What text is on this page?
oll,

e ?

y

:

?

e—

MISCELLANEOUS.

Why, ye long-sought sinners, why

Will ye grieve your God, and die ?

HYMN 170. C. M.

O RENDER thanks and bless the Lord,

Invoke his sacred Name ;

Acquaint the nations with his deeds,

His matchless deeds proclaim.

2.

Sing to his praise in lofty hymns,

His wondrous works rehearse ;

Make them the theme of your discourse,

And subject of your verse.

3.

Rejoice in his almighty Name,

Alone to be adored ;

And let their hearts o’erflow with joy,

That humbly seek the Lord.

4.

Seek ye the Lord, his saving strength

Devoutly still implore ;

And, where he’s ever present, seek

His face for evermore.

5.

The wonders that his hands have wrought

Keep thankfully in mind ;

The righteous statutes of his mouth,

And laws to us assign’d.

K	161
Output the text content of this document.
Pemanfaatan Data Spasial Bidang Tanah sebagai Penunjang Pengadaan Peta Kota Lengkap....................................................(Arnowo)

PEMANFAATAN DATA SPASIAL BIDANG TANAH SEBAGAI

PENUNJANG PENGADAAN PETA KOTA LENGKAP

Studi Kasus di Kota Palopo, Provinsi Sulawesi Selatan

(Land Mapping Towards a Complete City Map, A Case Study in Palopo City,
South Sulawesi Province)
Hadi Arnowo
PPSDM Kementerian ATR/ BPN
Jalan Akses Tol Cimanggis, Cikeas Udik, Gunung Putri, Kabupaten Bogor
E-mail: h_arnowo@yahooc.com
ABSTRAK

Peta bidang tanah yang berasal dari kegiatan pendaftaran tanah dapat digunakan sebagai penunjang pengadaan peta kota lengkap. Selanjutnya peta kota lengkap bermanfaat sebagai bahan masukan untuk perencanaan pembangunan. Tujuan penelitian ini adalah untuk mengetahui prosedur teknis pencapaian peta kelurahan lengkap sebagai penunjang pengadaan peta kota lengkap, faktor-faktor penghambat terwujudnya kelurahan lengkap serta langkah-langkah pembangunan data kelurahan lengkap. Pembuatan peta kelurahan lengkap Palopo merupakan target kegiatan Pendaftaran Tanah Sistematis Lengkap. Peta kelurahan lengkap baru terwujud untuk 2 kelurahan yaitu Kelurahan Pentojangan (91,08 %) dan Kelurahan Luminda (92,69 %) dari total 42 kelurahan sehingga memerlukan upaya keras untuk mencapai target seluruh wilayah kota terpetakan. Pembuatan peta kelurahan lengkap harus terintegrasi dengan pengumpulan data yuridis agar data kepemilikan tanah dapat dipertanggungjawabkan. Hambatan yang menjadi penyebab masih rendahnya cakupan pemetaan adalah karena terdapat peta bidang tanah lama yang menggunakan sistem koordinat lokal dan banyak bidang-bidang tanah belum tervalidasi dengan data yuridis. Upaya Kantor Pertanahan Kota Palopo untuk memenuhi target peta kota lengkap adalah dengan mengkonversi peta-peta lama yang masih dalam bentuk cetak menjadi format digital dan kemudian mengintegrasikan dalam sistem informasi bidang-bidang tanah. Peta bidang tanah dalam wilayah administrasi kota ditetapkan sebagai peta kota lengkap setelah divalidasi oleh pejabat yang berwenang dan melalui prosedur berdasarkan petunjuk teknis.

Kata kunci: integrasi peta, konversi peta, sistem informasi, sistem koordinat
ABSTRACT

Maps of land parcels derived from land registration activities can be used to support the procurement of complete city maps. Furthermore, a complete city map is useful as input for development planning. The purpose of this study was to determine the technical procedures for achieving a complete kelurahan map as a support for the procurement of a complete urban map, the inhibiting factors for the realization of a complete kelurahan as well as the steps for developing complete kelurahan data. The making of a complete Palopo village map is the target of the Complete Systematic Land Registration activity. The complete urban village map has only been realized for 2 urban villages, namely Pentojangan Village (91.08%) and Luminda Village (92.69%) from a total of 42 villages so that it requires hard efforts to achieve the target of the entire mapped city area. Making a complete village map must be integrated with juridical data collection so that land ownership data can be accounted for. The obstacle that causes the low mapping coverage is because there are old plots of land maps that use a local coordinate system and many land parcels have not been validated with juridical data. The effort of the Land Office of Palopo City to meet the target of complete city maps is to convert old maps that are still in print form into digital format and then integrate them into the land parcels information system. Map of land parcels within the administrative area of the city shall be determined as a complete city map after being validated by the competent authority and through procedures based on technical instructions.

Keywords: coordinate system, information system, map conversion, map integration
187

======

Find the lines above holding the word "Sulawesi" and show them.

Studi Kasus di Kota Palopo, Provinsi Sulawesi Selatan
South Sulawesi Province)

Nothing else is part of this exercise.